[Data section]

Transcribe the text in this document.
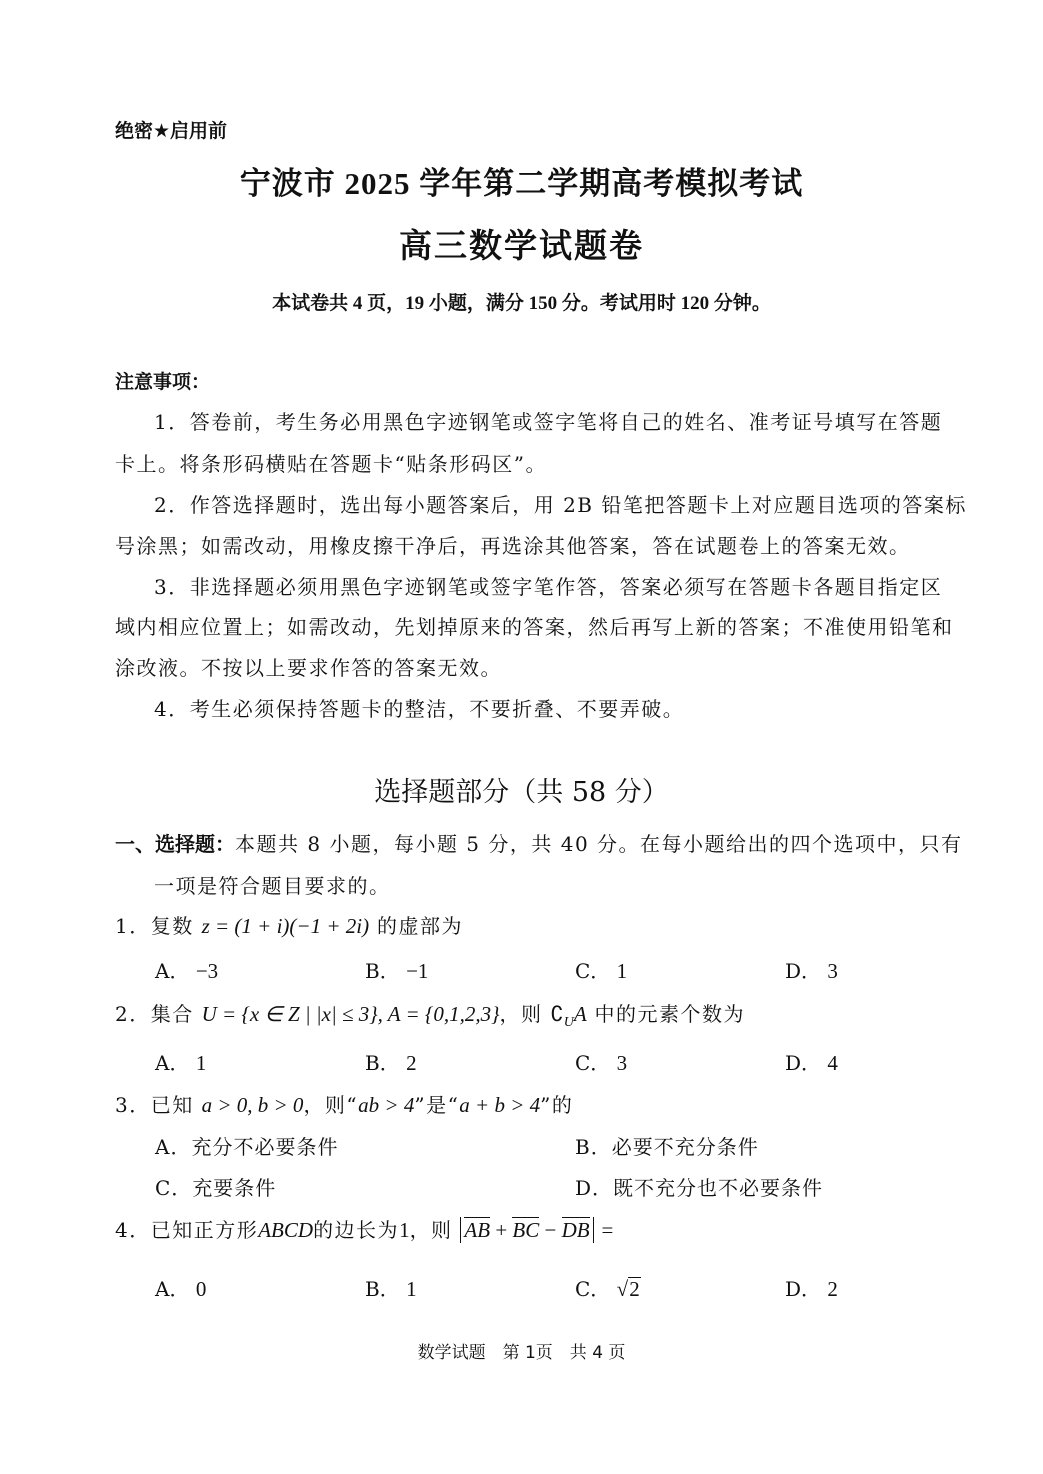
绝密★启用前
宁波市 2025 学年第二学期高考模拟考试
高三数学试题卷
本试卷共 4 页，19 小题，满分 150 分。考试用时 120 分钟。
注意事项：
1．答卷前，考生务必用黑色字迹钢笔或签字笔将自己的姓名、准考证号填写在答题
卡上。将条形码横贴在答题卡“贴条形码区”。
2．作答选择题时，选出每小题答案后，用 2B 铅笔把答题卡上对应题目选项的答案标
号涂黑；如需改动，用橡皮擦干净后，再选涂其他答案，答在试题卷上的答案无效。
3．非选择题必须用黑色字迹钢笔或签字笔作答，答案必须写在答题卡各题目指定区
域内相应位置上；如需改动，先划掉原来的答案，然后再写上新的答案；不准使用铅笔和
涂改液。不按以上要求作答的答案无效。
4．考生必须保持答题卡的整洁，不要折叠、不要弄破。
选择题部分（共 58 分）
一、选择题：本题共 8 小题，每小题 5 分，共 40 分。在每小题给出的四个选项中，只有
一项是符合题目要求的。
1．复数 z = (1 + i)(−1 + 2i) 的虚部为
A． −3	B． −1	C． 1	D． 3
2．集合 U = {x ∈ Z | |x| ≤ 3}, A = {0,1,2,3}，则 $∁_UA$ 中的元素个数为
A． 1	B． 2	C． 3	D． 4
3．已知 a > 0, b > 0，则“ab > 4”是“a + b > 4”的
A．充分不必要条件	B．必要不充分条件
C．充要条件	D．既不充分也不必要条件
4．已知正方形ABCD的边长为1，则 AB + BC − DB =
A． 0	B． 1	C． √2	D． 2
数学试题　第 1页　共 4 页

[What is expected] Keep the pictures out and write out the records exactly.

[Written reply]
Transcribe the text in this document.
绝密★启用前
宁波市 2025 学年第二学期高考模拟考试
高三数学试题卷
本试卷共 4 页，19 小题，满分 150 分。考试用时 120 分钟。
注意事项：
1．答卷前，考生务必用黑色字迹钢笔或签字笔将自己的姓名、准考证号填写在答题
卡上。将条形码横贴在答题卡“贴条形码区”。
2．作答选择题时，选出每小题答案后，用 2B 铅笔把答题卡上对应题目选项的答案标
号涂黑；如需改动，用橡皮擦干净后，再选涂其他答案，答在试题卷上的答案无效。
3．非选择题必须用黑色字迹钢笔或签字笔作答，答案必须写在答题卡各题目指定区
域内相应位置上；如需改动，先划掉原来的答案，然后再写上新的答案；不准使用铅笔和
涂改液。不按以上要求作答的答案无效。
4．考生必须保持答题卡的整洁，不要折叠、不要弄破。
选择题部分（共 58 分）
一、选择题：本题共 8 小题，每小题 5 分，共 40 分。在每小题给出的四个选项中，只有
一项是符合题目要求的。
1．复数 z = (1 + i)(−1 + 2i) 的虚部为
A． −3	B． −1	C． 1	D． 3
2．集合 U = {x ∈ Z | |x| ≤ 3}, A = {0,1,2,3}，则 $∁_UA$ 中的元素个数为
A． 1	B． 2	C． 3	D． 4
3．已知 a > 0, b > 0，则“ab > 4”是“a + b > 4”的
A．充分不必要条件	B．必要不充分条件
C．充要条件	D．既不充分也不必要条件
4．已知正方形ABCD的边长为1，则 AB + BC − DB =
A． 0	B． 1	C． √2	D． 2
数学试题　第 1页　共 4 页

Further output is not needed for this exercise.